-- EXERCISE OBJECTIVE --
Determine how many lines include the word "ClassPoint", then give that number and nothing more.

-- INFORMATION SHOWN --
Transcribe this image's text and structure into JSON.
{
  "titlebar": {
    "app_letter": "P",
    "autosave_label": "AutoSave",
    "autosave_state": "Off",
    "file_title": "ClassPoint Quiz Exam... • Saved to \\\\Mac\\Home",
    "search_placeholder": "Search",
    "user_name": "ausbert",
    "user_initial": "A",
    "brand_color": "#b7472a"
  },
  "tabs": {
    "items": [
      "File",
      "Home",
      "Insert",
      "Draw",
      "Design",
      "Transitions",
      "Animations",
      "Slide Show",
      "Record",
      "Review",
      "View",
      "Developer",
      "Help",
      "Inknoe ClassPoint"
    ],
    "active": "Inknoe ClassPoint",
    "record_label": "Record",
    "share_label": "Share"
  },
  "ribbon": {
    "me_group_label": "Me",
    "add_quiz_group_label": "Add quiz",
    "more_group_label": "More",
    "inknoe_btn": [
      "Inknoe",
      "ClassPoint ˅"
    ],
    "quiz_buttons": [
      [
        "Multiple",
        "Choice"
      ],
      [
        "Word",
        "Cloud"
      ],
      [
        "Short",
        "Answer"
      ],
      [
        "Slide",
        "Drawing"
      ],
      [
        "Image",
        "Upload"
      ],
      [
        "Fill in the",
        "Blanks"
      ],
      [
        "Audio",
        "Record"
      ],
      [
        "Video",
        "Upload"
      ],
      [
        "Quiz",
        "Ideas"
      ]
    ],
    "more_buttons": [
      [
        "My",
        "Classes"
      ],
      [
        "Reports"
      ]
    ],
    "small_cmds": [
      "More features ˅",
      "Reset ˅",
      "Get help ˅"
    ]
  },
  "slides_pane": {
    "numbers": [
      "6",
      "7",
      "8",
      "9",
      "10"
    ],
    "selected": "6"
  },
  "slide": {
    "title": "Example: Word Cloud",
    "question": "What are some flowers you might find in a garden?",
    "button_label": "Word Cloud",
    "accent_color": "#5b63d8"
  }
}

-- SOLVED EXERCISE --
4